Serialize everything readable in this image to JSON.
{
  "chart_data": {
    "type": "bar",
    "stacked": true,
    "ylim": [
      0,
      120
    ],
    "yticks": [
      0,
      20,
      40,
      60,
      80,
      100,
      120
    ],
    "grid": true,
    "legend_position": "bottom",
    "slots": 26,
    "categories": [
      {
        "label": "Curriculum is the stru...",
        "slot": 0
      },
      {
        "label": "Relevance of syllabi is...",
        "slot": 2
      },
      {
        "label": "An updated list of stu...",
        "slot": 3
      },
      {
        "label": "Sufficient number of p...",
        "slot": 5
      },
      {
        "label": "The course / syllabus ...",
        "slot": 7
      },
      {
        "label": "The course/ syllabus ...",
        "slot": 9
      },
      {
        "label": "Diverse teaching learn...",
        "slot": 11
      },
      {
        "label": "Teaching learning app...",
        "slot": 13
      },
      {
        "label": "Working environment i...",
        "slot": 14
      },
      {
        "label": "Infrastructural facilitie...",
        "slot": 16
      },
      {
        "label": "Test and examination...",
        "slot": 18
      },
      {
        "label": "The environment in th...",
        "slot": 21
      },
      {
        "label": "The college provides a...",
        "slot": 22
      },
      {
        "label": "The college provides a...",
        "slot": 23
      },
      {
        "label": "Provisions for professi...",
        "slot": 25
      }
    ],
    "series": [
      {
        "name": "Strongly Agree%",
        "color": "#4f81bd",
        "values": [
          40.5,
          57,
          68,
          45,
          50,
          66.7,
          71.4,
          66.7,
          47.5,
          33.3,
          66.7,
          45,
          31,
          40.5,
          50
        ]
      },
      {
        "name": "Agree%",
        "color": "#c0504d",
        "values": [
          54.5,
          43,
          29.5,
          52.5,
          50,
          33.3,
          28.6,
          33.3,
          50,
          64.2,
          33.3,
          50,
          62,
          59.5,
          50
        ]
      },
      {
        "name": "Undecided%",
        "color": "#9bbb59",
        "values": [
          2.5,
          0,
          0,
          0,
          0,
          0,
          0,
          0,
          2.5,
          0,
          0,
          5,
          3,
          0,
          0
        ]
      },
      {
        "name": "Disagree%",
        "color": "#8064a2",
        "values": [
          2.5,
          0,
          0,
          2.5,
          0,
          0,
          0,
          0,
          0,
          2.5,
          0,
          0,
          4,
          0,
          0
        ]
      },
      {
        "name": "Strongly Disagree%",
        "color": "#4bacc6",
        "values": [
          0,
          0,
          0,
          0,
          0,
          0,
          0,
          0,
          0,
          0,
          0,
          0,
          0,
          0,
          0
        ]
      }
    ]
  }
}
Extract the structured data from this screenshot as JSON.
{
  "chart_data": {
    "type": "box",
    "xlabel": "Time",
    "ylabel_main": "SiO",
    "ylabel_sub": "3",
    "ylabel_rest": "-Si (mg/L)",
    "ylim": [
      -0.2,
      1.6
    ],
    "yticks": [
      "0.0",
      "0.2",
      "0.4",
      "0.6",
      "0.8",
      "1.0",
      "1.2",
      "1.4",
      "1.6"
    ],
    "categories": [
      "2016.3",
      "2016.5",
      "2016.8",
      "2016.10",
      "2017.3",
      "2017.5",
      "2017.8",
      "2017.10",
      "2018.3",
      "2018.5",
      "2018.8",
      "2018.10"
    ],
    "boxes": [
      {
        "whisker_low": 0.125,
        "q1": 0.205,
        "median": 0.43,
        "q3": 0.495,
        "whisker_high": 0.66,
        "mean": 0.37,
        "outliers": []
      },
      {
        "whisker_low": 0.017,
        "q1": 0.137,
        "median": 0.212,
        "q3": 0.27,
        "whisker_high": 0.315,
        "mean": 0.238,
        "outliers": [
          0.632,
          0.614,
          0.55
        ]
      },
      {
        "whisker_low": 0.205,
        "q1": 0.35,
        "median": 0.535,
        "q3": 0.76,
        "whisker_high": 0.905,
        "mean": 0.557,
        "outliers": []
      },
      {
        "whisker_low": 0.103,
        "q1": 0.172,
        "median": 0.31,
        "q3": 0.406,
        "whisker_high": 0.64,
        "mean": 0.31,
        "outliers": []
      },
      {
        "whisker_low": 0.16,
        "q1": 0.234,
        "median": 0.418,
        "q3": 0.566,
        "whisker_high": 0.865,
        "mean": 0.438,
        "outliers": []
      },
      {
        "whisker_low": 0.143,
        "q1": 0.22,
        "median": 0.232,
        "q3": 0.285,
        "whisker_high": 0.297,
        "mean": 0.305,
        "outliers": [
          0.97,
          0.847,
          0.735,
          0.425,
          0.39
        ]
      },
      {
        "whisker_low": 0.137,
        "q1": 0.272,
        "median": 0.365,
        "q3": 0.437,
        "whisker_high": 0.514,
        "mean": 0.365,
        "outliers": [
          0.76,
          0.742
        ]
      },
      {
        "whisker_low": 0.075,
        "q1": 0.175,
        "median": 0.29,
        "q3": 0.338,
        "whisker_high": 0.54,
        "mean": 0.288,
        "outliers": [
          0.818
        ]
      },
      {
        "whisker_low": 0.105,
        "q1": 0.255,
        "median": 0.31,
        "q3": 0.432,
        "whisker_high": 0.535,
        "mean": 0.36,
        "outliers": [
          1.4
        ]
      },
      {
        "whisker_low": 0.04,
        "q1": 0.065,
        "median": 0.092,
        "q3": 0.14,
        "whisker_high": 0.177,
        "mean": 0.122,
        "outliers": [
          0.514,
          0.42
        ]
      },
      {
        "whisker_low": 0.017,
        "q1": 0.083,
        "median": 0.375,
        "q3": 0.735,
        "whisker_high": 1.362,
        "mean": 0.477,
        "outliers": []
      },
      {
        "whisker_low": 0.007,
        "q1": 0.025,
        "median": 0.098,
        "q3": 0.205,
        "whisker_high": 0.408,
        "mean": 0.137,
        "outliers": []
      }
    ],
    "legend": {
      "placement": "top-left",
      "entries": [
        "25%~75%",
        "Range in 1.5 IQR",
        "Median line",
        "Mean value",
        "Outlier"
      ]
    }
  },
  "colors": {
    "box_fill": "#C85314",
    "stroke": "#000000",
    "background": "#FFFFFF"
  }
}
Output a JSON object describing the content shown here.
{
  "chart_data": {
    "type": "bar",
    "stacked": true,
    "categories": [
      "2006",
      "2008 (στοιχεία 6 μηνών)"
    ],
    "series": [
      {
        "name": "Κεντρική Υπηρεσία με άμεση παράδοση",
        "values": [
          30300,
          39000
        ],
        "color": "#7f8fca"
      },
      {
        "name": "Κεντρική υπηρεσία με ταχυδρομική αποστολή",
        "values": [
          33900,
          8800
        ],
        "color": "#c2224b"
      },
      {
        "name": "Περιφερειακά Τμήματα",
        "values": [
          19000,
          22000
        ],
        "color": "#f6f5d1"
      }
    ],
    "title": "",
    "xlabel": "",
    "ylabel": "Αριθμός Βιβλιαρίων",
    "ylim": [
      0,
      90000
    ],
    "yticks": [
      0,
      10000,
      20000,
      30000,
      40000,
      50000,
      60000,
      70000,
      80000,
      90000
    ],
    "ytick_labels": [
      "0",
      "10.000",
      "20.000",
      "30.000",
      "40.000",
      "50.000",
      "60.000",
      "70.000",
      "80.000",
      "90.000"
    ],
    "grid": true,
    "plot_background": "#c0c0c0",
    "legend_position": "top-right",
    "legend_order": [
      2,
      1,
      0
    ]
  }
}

====

- _WORK TO DO_:
All of the records must be repeated exactly.

- _EXERCISE OUTPUT_:
Serialize everything readable in this image to JSON.
{
  "chart_data": {
    "type": "bar",
    "stacked": true,
    "ylim": [
      0,
      120
    ],
    "yticks": [
      0,
      20,
      40,
      60,
      80,
      100,
      120
    ],
    "grid": true,
    "legend_position": "bottom",
    "slots": 26,
    "categories": [
      {
        "label": "Curriculum is the stru...",
        "slot": 0
      },
      {
        "label": "Relevance of syllabi is...",
        "slot": 2
      },
      {
        "label": "An updated list of stu...",
        "slot": 3
      },
      {
        "label": "Sufficient number of p...",
        "slot": 5
      },
      {
        "label": "The course / syllabus ...",
        "slot": 7
      },
      {
        "label": "The course/ syllabus ...",
        "slot": 9
      },
      {
        "label": "Diverse teaching learn...",
        "slot": 11
      },
      {
        "label": "Teaching learning app...",
        "slot": 13
      },
      {
        "label": "Working environment i...",
        "slot": 14
      },
      {
        "label": "Infrastructural facilitie...",
        "slot": 16
      },
      {
        "label": "Test and examination...",
        "slot": 18
      },
      {
        "label": "The environment in th...",
        "slot": 21
      },
      {
        "label": "The college provides a...",
        "slot": 22
      },
      {
        "label": "The college provides a...",
        "slot": 23
      },
      {
        "label": "Provisions for professi...",
        "slot": 25
      }
    ],
    "series": [
      {
        "name": "Strongly Agree%",
        "color": "#4f81bd",
        "values": [
          40.5,
          57,
          68,
          45,
          50,
          66.7,
          71.4,
          66.7,
          47.5,
          33.3,
          66.7,
          45,
          31,
          40.5,
          50
        ]
      },
      {
        "name": "Agree%",
        "color": "#c0504d",
        "values": [
          54.5,
          43,
          29.5,
          52.5,
          50,
          33.3,
          28.6,
          33.3,
          50,
          64.2,
          33.3,
          50,
          62,
          59.5,
          50
        ]
      },
      {
        "name": "Undecided%",
        "color": "#9bbb59",
        "values": [
          2.5,
          0,
          0,
          0,
          0,
          0,
          0,
          0,
          2.5,
          0,
          0,
          5,
          3,
          0,
          0
        ]
      },
      {
        "name": "Disagree%",
        "color": "#8064a2",
        "values": [
          2.5,
          0,
          0,
          2.5,
          0,
          0,
          0,
          0,
          0,
          2.5,
          0,
          0,
          4,
          0,
          0
        ]
      },
      {
        "name": "Strongly Disagree%",
        "color": "#4bacc6",
        "values": [
          0,
          0,
          0,
          0,
          0,
          0,
          0,
          0,
          0,
          0,
          0,
          0,
          0,
          0,
          0
        ]
      }
    ]
  }
}
Extract the structured data from this screenshot as JSON.
{
  "chart_data": {
    "type": "box",
    "xlabel": "Time",
    "ylabel_main": "SiO",
    "ylabel_sub": "3",
    "ylabel_rest": "-Si (mg/L)",
    "ylim": [
      -0.2,
      1.6
    ],
    "yticks": [
      "0.0",
      "0.2",
      "0.4",
      "0.6",
      "0.8",
      "1.0",
      "1.2",
      "1.4",
      "1.6"
    ],
    "categories": [
      "2016.3",
      "2016.5",
      "2016.8",
      "2016.10",
      "2017.3",
      "2017.5",
      "2017.8",
      "2017.10",
      "2018.3",
      "2018.5",
      "2018.8",
      "2018.10"
    ],
    "boxes": [
      {
        "whisker_low": 0.125,
        "q1": 0.205,
        "median": 0.43,
        "q3": 0.495,
        "whisker_high": 0.66,
        "mean": 0.37,
        "outliers": []
      },
      {
        "whisker_low": 0.017,
        "q1": 0.137,
        "median": 0.212,
        "q3": 0.27,
        "whisker_high": 0.315,
        "mean": 0.238,
        "outliers": [
          0.632,
          0.614,
          0.55
        ]
      },
      {
        "whisker_low": 0.205,
        "q1": 0.35,
        "median": 0.535,
        "q3": 0.76,
        "whisker_high": 0.905,
        "mean": 0.557,
        "outliers": []
      },
      {
        "whisker_low": 0.103,
        "q1": 0.172,
        "median": 0.31,
        "q3": 0.406,
        "whisker_high": 0.64,
        "mean": 0.31,
        "outliers": []
      },
      {
        "whisker_low": 0.16,
        "q1": 0.234,
        "median": 0.418,
        "q3": 0.566,
        "whisker_high": 0.865,
        "mean": 0.438,
        "outliers": []
      },
      {
        "whisker_low": 0.143,
        "q1": 0.22,
        "median": 0.232,
        "q3": 0.285,
        "whisker_high": 0.297,
        "mean": 0.305,
        "outliers": [
          0.97,
          0.847,
          0.735,
          0.425,
          0.39
        ]
      },
      {
        "whisker_low": 0.137,
        "q1": 0.272,
        "median": 0.365,
        "q3": 0.437,
        "whisker_high": 0.514,
        "mean": 0.365,
        "outliers": [
          0.76,
          0.742
        ]
      },
      {
        "whisker_low": 0.075,
        "q1": 0.175,
        "median": 0.29,
        "q3": 0.338,
        "whisker_high": 0.54,
        "mean": 0.288,
        "outliers": [
          0.818
        ]
      },
      {
        "whisker_low": 0.105,
        "q1": 0.255,
        "median": 0.31,
        "q3": 0.432,
        "whisker_high": 0.535,
        "mean": 0.36,
        "outliers": [
          1.4
        ]
      },
      {
        "whisker_low": 0.04,
        "q1": 0.065,
        "median": 0.092,
        "q3": 0.14,
        "whisker_high": 0.177,
        "mean": 0.122,
        "outliers": [
          0.514,
          0.42
        ]
      },
      {
        "whisker_low": 0.017,
        "q1": 0.083,
        "median": 0.375,
        "q3": 0.735,
        "whisker_high": 1.362,
        "mean": 0.477,
        "outliers": []
      },
      {
        "whisker_low": 0.007,
        "q1": 0.025,
        "median": 0.098,
        "q3": 0.205,
        "whisker_high": 0.408,
        "mean": 0.137,
        "outliers": []
      }
    ],
    "legend": {
      "placement": "top-left",
      "entries": [
        "25%~75%",
        "Range in 1.5 IQR",
        "Median line",
        "Mean value",
        "Outlier"
      ]
    }
  },
  "colors": {
    "box_fill": "#C85314",
    "stroke": "#000000",
    "background": "#FFFFFF"
  }
}
Output a JSON object describing the content shown here.
{
  "chart_data": {
    "type": "bar",
    "stacked": true,
    "categories": [
      "2006",
      "2008 (στοιχεία 6 μηνών)"
    ],
    "series": [
      {
        "name": "Κεντρική Υπηρεσία με άμεση παράδοση",
        "values": [
          30300,
          39000
        ],
        "color": "#7f8fca"
      },
      {
        "name": "Κεντρική υπηρεσία με ταχυδρομική αποστολή",
        "values": [
          33900,
          8800
        ],
        "color": "#c2224b"
      },
      {
        "name": "Περιφερειακά Τμήματα",
        "values": [
          19000,
          22000
        ],
        "color": "#f6f5d1"
      }
    ],
    "title": "",
    "xlabel": "",
    "ylabel": "Αριθμός Βιβλιαρίων",
    "ylim": [
      0,
      90000
    ],
    "yticks": [
      0,
      10000,
      20000,
      30000,
      40000,
      50000,
      60000,
      70000,
      80000,
      90000
    ],
    "ytick_labels": [
      "0",
      "10.000",
      "20.000",
      "30.000",
      "40.000",
      "50.000",
      "60.000",
      "70.000",
      "80.000",
      "90.000"
    ],
    "grid": true,
    "plot_background": "#c0c0c0",
    "legend_position": "top-right",
    "legend_order": [
      2,
      1,
      0
    ]
  }
}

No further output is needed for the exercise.